Problem statement
Copy verbatim every line between the line containing "Extract all elements" and the line containing "legend-box — [477, 48, 606, 100]", inclusive. Leave the pictures out of your answer.

The data
▬▬▬
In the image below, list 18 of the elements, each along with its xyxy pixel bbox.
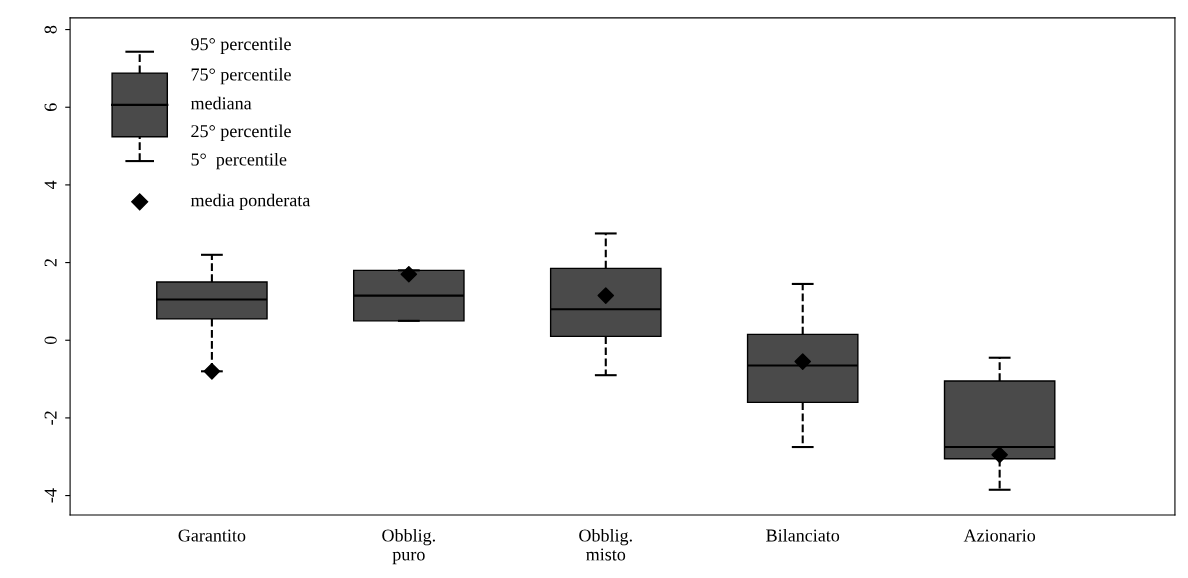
▬▬▬
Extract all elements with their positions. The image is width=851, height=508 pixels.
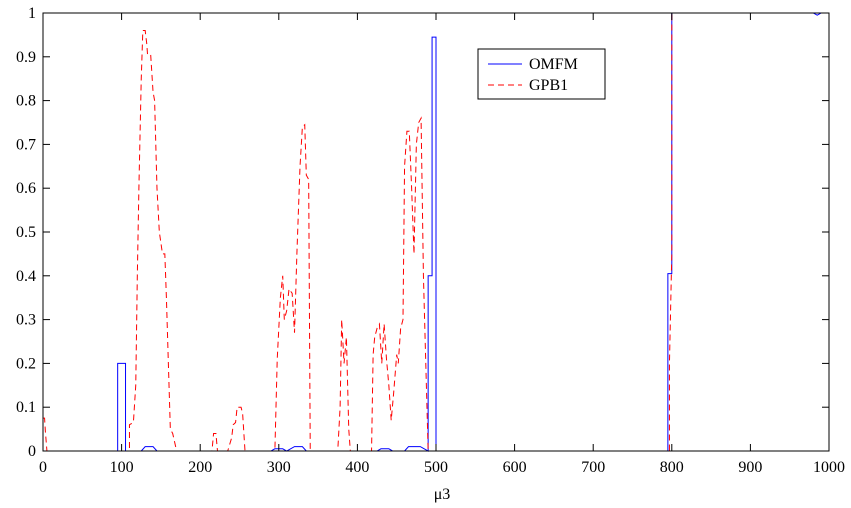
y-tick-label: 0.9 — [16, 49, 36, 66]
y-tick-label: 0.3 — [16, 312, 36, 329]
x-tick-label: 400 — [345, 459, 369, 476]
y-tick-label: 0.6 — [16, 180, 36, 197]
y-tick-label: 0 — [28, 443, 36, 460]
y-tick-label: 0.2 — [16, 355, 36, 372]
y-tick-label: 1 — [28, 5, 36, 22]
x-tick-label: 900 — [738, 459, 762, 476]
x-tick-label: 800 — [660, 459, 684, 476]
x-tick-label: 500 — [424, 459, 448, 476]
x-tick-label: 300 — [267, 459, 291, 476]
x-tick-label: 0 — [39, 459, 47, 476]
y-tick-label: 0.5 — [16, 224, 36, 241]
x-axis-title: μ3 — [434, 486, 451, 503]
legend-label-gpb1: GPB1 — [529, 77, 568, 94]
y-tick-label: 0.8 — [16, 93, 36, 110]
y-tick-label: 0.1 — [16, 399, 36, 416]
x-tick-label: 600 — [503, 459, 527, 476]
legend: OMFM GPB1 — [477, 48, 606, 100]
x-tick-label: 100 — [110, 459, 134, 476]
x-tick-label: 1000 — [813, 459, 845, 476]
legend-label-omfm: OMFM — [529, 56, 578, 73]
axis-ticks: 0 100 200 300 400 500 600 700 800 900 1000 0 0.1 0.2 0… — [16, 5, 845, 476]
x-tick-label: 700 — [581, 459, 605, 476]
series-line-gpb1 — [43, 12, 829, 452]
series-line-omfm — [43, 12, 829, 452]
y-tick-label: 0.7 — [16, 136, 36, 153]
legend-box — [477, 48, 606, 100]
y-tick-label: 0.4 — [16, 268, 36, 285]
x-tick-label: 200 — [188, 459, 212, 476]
▬▬▬
Answer to this task
Extract all elements with their positions. The image is width=851, height=508 pixels.
y-tick-label: 0.9 — [16, 49, 36, 66]
y-tick-label: 0.3 — [16, 312, 36, 329]
x-tick-label: 400 — [345, 459, 369, 476]
y-tick-label: 0.6 — [16, 180, 36, 197]
y-tick-label: 0 — [28, 443, 36, 460]
y-tick-label: 0.2 — [16, 355, 36, 372]
y-tick-label: 1 — [28, 5, 36, 22]
x-tick-label: 900 — [738, 459, 762, 476]
x-tick-label: 800 — [660, 459, 684, 476]
x-tick-label: 500 — [424, 459, 448, 476]
x-tick-label: 300 — [267, 459, 291, 476]
x-tick-label: 0 — [39, 459, 47, 476]
y-tick-label: 0.5 — [16, 224, 36, 241]
x-axis-title: μ3 — [434, 486, 451, 503]
legend-label-gpb1: GPB1 — [529, 77, 568, 94]
y-tick-label: 0.8 — [16, 93, 36, 110]
y-tick-label: 0.1 — [16, 399, 36, 416]
x-tick-label: 600 — [503, 459, 527, 476]
legend: OMFM GPB1 — [477, 48, 606, 100]
x-tick-label: 100 — [110, 459, 134, 476]
x-tick-label: 1000 — [813, 459, 845, 476]
legend-label-omfm: OMFM — [529, 56, 578, 73]
axis-ticks: 0 100 200 300 400 500 600 700 800 900 1000 0 0.1 0.2 0… — [16, 5, 845, 476]
x-tick-label: 700 — [581, 459, 605, 476]
series-line-gpb1 — [43, 12, 829, 452]
series-line-omfm — [43, 12, 829, 452]
y-tick-label: 0.7 — [16, 136, 36, 153]
legend-box — [477, 48, 606, 100]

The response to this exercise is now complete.